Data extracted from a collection

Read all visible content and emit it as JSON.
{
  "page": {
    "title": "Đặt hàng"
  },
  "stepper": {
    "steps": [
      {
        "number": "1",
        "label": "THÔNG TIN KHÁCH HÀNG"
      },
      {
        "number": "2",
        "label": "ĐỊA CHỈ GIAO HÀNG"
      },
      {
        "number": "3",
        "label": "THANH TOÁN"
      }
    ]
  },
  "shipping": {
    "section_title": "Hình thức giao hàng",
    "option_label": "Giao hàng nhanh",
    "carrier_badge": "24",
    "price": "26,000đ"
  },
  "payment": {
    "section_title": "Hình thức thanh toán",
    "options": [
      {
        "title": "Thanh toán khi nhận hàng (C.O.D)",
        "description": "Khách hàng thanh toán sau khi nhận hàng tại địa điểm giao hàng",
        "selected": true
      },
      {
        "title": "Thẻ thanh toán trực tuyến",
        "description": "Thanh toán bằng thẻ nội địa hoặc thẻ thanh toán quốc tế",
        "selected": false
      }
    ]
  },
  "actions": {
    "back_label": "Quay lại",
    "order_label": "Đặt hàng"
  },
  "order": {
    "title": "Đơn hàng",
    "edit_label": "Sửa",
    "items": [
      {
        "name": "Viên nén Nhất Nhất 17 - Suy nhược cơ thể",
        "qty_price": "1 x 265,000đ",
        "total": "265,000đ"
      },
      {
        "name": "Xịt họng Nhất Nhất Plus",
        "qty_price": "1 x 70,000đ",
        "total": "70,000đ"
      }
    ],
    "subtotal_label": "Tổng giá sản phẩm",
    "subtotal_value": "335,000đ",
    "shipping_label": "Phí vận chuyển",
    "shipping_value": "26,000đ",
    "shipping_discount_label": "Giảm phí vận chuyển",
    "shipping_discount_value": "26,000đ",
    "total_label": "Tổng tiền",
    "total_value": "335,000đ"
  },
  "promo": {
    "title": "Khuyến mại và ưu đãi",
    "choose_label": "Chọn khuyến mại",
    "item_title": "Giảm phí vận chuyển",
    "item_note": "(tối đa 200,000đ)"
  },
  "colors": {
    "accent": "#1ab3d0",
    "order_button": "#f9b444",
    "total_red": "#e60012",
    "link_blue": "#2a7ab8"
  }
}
...
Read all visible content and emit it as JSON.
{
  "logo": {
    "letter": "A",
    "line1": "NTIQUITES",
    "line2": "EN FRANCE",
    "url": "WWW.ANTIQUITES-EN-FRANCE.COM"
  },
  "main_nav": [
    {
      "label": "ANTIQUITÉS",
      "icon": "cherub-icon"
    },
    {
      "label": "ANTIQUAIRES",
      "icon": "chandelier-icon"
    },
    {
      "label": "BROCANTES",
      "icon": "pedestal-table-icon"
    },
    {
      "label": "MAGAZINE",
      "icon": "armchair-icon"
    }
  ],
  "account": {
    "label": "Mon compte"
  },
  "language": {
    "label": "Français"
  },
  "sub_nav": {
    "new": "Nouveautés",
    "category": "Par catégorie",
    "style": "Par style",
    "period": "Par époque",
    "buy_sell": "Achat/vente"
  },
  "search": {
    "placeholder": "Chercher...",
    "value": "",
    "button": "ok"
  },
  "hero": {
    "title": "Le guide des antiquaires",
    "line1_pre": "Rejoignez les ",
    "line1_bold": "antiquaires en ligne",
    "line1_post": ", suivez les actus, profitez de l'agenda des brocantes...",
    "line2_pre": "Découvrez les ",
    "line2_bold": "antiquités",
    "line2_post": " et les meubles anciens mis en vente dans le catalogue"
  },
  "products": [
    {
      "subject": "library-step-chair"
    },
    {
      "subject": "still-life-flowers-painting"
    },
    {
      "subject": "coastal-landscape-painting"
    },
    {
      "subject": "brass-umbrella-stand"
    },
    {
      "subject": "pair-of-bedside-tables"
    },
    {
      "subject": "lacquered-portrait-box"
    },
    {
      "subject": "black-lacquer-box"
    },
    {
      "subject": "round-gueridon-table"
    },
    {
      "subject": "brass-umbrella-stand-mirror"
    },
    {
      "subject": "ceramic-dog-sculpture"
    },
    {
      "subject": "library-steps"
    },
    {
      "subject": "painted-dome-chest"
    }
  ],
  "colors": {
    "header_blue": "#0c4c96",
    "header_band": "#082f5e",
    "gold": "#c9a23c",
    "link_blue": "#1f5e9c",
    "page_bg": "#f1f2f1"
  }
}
...
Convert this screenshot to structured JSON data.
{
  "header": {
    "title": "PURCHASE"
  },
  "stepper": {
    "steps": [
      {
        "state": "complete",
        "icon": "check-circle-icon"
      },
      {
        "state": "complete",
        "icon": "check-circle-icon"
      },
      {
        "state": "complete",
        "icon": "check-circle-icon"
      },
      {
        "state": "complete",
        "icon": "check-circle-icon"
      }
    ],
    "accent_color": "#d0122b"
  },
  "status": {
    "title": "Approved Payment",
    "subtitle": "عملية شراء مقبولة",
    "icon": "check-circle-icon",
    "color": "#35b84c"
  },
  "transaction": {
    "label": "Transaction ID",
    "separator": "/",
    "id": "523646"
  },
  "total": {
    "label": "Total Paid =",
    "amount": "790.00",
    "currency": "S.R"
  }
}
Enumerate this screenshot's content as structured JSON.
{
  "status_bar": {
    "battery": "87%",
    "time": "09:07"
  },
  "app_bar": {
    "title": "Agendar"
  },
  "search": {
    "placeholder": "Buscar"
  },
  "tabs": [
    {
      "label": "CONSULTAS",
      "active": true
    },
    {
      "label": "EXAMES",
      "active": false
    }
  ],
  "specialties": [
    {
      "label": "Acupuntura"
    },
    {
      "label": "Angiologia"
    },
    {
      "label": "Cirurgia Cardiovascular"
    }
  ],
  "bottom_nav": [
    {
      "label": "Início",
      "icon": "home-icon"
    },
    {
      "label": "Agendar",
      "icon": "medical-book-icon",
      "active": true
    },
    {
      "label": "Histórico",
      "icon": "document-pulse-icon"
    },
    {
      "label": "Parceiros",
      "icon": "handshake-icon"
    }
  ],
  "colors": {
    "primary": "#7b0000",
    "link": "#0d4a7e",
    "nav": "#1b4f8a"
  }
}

▶ [TASK PROMPT] Return every line in the listing that contains the word "structured".

▶ [CORRECT RESPONSE]
Convert this screenshot to structured JSON data.
Enumerate this screenshot's content as structured JSON.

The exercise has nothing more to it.